THE PROBLEM:
All of the material below is to be retyped exactly.

DATA RECORDS:
____
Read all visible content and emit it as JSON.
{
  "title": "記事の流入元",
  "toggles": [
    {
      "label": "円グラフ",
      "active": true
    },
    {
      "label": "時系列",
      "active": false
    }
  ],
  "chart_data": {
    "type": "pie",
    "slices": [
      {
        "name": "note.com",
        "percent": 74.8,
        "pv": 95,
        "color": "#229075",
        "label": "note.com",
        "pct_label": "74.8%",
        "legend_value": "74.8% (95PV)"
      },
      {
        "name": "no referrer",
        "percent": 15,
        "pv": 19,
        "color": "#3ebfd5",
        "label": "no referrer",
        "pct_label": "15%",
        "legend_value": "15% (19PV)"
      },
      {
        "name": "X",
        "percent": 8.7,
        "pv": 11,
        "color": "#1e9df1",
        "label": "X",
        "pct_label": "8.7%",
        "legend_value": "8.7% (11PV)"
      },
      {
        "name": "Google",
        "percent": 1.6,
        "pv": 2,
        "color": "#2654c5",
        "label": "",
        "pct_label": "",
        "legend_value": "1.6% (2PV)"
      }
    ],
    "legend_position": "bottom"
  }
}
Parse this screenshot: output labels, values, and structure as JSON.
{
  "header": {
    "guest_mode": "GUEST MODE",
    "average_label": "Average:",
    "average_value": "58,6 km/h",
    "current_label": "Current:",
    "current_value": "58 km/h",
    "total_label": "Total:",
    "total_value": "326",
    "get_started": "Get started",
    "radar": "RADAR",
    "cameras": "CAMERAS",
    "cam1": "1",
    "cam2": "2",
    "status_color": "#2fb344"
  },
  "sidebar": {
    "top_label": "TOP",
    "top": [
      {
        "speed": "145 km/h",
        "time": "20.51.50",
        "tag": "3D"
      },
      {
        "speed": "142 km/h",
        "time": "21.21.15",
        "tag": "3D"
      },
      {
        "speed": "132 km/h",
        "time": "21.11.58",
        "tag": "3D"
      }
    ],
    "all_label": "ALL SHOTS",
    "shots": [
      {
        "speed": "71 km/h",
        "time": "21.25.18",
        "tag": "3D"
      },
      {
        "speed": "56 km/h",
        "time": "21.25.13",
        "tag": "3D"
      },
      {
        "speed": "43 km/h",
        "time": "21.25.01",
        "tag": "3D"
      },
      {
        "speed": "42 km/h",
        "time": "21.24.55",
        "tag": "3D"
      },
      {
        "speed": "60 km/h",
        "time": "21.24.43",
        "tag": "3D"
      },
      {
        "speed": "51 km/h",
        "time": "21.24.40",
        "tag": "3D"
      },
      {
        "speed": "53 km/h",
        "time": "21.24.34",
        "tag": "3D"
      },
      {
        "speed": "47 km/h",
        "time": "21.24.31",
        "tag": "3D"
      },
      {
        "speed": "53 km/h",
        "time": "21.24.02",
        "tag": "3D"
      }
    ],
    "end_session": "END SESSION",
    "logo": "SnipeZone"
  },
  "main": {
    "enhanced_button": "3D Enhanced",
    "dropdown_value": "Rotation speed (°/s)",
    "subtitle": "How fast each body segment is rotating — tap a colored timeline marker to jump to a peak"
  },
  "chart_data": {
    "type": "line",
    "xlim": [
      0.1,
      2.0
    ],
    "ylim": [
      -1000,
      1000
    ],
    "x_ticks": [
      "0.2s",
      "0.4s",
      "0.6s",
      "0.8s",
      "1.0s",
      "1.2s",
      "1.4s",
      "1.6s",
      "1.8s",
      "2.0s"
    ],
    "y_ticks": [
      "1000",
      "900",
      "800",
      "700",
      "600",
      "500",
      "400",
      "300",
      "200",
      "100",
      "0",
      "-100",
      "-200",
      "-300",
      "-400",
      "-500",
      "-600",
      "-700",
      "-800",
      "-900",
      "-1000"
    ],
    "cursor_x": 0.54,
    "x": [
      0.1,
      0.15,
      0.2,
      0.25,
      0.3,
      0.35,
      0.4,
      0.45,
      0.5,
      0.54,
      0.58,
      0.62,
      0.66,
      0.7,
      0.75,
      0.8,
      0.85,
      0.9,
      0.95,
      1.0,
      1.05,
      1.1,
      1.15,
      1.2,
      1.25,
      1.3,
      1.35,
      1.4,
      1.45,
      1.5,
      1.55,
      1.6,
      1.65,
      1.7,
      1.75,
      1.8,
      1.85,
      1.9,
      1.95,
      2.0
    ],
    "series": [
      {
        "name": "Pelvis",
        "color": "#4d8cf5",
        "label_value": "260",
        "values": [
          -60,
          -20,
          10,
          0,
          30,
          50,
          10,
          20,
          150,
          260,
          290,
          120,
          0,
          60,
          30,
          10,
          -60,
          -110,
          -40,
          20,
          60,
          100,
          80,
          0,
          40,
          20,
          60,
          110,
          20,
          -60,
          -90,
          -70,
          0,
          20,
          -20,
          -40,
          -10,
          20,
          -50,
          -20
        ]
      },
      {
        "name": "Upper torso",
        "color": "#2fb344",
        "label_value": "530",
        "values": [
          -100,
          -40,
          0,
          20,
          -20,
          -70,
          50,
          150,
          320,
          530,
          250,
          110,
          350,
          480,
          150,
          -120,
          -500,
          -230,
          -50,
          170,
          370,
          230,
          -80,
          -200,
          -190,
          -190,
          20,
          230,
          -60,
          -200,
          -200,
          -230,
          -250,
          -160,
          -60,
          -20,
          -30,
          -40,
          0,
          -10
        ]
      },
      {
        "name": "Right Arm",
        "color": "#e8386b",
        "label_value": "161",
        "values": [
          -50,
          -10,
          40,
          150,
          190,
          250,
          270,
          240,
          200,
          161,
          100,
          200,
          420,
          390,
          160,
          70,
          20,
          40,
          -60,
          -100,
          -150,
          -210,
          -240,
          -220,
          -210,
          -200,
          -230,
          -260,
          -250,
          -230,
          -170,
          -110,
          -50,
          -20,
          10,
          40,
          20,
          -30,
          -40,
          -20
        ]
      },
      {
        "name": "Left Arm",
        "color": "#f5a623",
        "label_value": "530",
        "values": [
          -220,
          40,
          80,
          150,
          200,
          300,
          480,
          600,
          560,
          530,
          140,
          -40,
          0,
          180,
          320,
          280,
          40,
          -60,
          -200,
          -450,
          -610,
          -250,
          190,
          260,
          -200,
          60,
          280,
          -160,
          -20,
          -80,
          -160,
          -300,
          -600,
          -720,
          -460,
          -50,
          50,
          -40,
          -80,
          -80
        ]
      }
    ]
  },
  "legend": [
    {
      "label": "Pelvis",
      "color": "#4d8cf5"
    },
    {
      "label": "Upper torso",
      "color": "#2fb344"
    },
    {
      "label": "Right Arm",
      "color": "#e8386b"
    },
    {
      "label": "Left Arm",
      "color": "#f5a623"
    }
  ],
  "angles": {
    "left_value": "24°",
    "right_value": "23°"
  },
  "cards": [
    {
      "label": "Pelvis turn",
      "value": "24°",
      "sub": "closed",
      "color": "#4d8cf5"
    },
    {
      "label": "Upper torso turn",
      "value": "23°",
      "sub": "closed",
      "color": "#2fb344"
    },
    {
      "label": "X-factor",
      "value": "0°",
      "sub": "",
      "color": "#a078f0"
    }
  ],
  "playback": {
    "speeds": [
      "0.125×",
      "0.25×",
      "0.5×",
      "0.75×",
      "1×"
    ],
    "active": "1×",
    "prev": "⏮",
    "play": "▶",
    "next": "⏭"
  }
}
____
EXERCISE RESPONSE:
Read all visible content and emit it as JSON.
{
  "title": "記事の流入元",
  "toggles": [
    {
      "label": "円グラフ",
      "active": true
    },
    {
      "label": "時系列",
      "active": false
    }
  ],
  "chart_data": {
    "type": "pie",
    "slices": [
      {
        "name": "note.com",
        "percent": 74.8,
        "pv": 95,
        "color": "#229075",
        "label": "note.com",
        "pct_label": "74.8%",
        "legend_value": "74.8% (95PV)"
      },
      {
        "name": "no referrer",
        "percent": 15,
        "pv": 19,
        "color": "#3ebfd5",
        "label": "no referrer",
        "pct_label": "15%",
        "legend_value": "15% (19PV)"
      },
      {
        "name": "X",
        "percent": 8.7,
        "pv": 11,
        "color": "#1e9df1",
        "label": "X",
        "pct_label": "8.7%",
        "legend_value": "8.7% (11PV)"
      },
      {
        "name": "Google",
        "percent": 1.6,
        "pv": 2,
        "color": "#2654c5",
        "label": "",
        "pct_label": "",
        "legend_value": "1.6% (2PV)"
      }
    ],
    "legend_position": "bottom"
  }
}
Parse this screenshot: output labels, values, and structure as JSON.
{
  "header": {
    "guest_mode": "GUEST MODE",
    "average_label": "Average:",
    "average_value": "58,6 km/h",
    "current_label": "Current:",
    "current_value": "58 km/h",
    "total_label": "Total:",
    "total_value": "326",
    "get_started": "Get started",
    "radar": "RADAR",
    "cameras": "CAMERAS",
    "cam1": "1",
    "cam2": "2",
    "status_color": "#2fb344"
  },
  "sidebar": {
    "top_label": "TOP",
    "top": [
      {
        "speed": "145 km/h",
        "time": "20.51.50",
        "tag": "3D"
      },
      {
        "speed": "142 km/h",
        "time": "21.21.15",
        "tag": "3D"
      },
      {
        "speed": "132 km/h",
        "time": "21.11.58",
        "tag": "3D"
      }
    ],
    "all_label": "ALL SHOTS",
    "shots": [
      {
        "speed": "71 km/h",
        "time": "21.25.18",
        "tag": "3D"
      },
      {
        "speed": "56 km/h",
        "time": "21.25.13",
        "tag": "3D"
      },
      {
        "speed": "43 km/h",
        "time": "21.25.01",
        "tag": "3D"
      },
      {
        "speed": "42 km/h",
        "time": "21.24.55",
        "tag": "3D"
      },
      {
        "speed": "60 km/h",
        "time": "21.24.43",
        "tag": "3D"
      },
      {
        "speed": "51 km/h",
        "time": "21.24.40",
        "tag": "3D"
      },
      {
        "speed": "53 km/h",
        "time": "21.24.34",
        "tag": "3D"
      },
      {
        "speed": "47 km/h",
        "time": "21.24.31",
        "tag": "3D"
      },
      {
        "speed": "53 km/h",
        "time": "21.24.02",
        "tag": "3D"
      }
    ],
    "end_session": "END SESSION",
    "logo": "SnipeZone"
  },
  "main": {
    "enhanced_button": "3D Enhanced",
    "dropdown_value": "Rotation speed (°/s)",
    "subtitle": "How fast each body segment is rotating — tap a colored timeline marker to jump to a peak"
  },
  "chart_data": {
    "type": "line",
    "xlim": [
      0.1,
      2.0
    ],
    "ylim": [
      -1000,
      1000
    ],
    "x_ticks": [
      "0.2s",
      "0.4s",
      "0.6s",
      "0.8s",
      "1.0s",
      "1.2s",
      "1.4s",
      "1.6s",
      "1.8s",
      "2.0s"
    ],
    "y_ticks": [
      "1000",
      "900",
      "800",
      "700",
      "600",
      "500",
      "400",
      "300",
      "200",
      "100",
      "0",
      "-100",
      "-200",
      "-300",
      "-400",
      "-500",
      "-600",
      "-700",
      "-800",
      "-900",
      "-1000"
    ],
    "cursor_x": 0.54,
    "x": [
      0.1,
      0.15,
      0.2,
      0.25,
      0.3,
      0.35,
      0.4,
      0.45,
      0.5,
      0.54,
      0.58,
      0.62,
      0.66,
      0.7,
      0.75,
      0.8,
      0.85,
      0.9,
      0.95,
      1.0,
      1.05,
      1.1,
      1.15,
      1.2,
      1.25,
      1.3,
      1.35,
      1.4,
      1.45,
      1.5,
      1.55,
      1.6,
      1.65,
      1.7,
      1.75,
      1.8,
      1.85,
      1.9,
      1.95,
      2.0
    ],
    "series": [
      {
        "name": "Pelvis",
        "color": "#4d8cf5",
        "label_value": "260",
        "values": [
          -60,
          -20,
          10,
          0,
          30,
          50,
          10,
          20,
          150,
          260,
          290,
          120,
          0,
          60,
          30,
          10,
          -60,
          -110,
          -40,
          20,
          60,
          100,
          80,
          0,
          40,
          20,
          60,
          110,
          20,
          -60,
          -90,
          -70,
          0,
          20,
          -20,
          -40,
          -10,
          20,
          -50,
          -20
        ]
      },
      {
        "name": "Upper torso",
        "color": "#2fb344",
        "label_value": "530",
        "values": [
          -100,
          -40,
          0,
          20,
          -20,
          -70,
          50,
          150,
          320,
          530,
          250,
          110,
          350,
          480,
          150,
          -120,
          -500,
          -230,
          -50,
          170,
          370,
          230,
          -80,
          -200,
          -190,
          -190,
          20,
          230,
          -60,
          -200,
          -200,
          -230,
          -250,
          -160,
          -60,
          -20,
          -30,
          -40,
          0,
          -10
        ]
      },
      {
        "name": "Right Arm",
        "color": "#e8386b",
        "label_value": "161",
        "values": [
          -50,
          -10,
          40,
          150,
          190,
          250,
          270,
          240,
          200,
          161,
          100,
          200,
          420,
          390,
          160,
          70,
          20,
          40,
          -60,
          -100,
          -150,
          -210,
          -240,
          -220,
          -210,
          -200,
          -230,
          -260,
          -250,
          -230,
          -170,
          -110,
          -50,
          -20,
          10,
          40,
          20,
          -30,
          -40,
          -20
        ]
      },
      {
        "name": "Left Arm",
        "color": "#f5a623",
        "label_value": "530",
        "values": [
          -220,
          40,
          80,
          150,
          200,
          300,
          480,
          600,
          560,
          530,
          140,
          -40,
          0,
          180,
          320,
          280,
          40,
          -60,
          -200,
          -450,
          -610,
          -250,
          190,
          260,
          -200,
          60,
          280,
          -160,
          -20,
          -80,
          -160,
          -300,
          -600,
          -720,
          -460,
          -50,
          50,
          -40,
          -80,
          -80
        ]
      }
    ]
  },
  "legend": [
    {
      "label": "Pelvis",
      "color": "#4d8cf5"
    },
    {
      "label": "Upper torso",
      "color": "#2fb344"
    },
    {
      "label": "Right Arm",
      "color": "#e8386b"
    },
    {
      "label": "Left Arm",
      "color": "#f5a623"
    }
  ],
  "angles": {
    "left_value": "24°",
    "right_value": "23°"
  },
  "cards": [
    {
      "label": "Pelvis turn",
      "value": "24°",
      "sub": "closed",
      "color": "#4d8cf5"
    },
    {
      "label": "Upper torso turn",
      "value": "23°",
      "sub": "closed",
      "color": "#2fb344"
    },
    {
      "label": "X-factor",
      "value": "0°",
      "sub": "",
      "color": "#a078f0"
    }
  ],
  "playback": {
    "speeds": [
      "0.125×",
      "0.25×",
      "0.5×",
      "0.75×",
      "1×"
    ],
    "active": "1×",
    "prev": "⏮",
    "play": "▶",
    "next": "⏭"
  }
}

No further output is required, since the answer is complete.